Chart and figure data
◇ ◇ ◇

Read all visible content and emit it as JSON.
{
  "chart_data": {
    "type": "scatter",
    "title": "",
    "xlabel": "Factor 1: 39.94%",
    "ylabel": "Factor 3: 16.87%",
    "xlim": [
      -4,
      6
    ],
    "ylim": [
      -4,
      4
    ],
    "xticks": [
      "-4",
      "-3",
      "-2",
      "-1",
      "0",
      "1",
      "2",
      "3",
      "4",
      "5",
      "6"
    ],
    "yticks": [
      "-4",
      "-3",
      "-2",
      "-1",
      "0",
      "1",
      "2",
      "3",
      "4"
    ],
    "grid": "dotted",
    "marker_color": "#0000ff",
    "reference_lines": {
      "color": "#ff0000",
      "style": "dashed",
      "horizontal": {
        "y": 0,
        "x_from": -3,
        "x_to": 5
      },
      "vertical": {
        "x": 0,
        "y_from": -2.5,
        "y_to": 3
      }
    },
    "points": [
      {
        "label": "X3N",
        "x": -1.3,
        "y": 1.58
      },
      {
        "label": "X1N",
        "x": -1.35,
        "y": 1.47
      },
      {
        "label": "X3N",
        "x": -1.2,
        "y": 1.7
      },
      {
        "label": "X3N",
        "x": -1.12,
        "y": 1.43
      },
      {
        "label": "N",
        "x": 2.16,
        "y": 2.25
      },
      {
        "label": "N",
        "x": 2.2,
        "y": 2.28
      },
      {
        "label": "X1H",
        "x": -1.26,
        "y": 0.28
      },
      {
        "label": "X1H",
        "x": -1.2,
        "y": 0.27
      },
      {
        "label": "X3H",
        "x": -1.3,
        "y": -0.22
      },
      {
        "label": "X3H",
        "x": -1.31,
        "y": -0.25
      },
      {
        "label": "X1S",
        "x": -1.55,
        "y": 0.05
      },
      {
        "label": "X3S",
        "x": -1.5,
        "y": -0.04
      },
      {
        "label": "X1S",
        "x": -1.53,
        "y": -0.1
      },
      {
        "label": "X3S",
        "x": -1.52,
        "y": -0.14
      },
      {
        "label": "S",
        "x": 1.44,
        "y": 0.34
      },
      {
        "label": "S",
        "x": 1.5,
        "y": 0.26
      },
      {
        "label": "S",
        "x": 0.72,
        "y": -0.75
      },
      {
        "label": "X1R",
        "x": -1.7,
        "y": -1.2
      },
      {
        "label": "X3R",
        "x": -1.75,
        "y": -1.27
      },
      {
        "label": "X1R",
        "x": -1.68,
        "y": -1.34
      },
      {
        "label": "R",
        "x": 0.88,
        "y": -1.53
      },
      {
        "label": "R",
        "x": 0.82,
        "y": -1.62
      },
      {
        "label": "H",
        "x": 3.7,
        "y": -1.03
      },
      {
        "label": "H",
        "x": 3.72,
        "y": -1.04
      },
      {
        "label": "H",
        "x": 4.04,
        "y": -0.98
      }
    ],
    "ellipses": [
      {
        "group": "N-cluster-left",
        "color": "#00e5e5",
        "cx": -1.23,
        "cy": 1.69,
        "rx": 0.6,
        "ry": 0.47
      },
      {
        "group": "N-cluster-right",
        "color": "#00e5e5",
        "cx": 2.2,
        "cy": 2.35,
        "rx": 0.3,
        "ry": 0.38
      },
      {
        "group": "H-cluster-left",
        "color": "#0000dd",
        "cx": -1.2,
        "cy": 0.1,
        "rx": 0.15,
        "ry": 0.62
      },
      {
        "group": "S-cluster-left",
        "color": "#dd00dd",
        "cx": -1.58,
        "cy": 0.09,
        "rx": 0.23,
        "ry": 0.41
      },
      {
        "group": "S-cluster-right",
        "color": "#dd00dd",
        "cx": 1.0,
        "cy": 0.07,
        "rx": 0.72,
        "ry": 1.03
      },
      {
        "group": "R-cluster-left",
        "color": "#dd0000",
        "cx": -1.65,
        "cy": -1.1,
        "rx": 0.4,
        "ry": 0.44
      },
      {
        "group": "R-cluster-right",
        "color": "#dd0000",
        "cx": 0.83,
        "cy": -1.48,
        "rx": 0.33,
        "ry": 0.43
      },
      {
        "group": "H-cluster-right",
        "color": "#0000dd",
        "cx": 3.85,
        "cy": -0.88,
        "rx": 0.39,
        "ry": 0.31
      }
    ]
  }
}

◇ ◇ ◇

[What the exercise asks]:
Show the lines that mention the word "group".

[Written answer]:
        "group": "N-cluster-left",
        "group": "N-cluster-right",
        "group": "H-cluster-left",
        "group": "S-cluster-left",
        "group": "S-cluster-right",
        "group": "R-cluster-left",
        "group": "R-cluster-right",
        "group": "H-cluster-right",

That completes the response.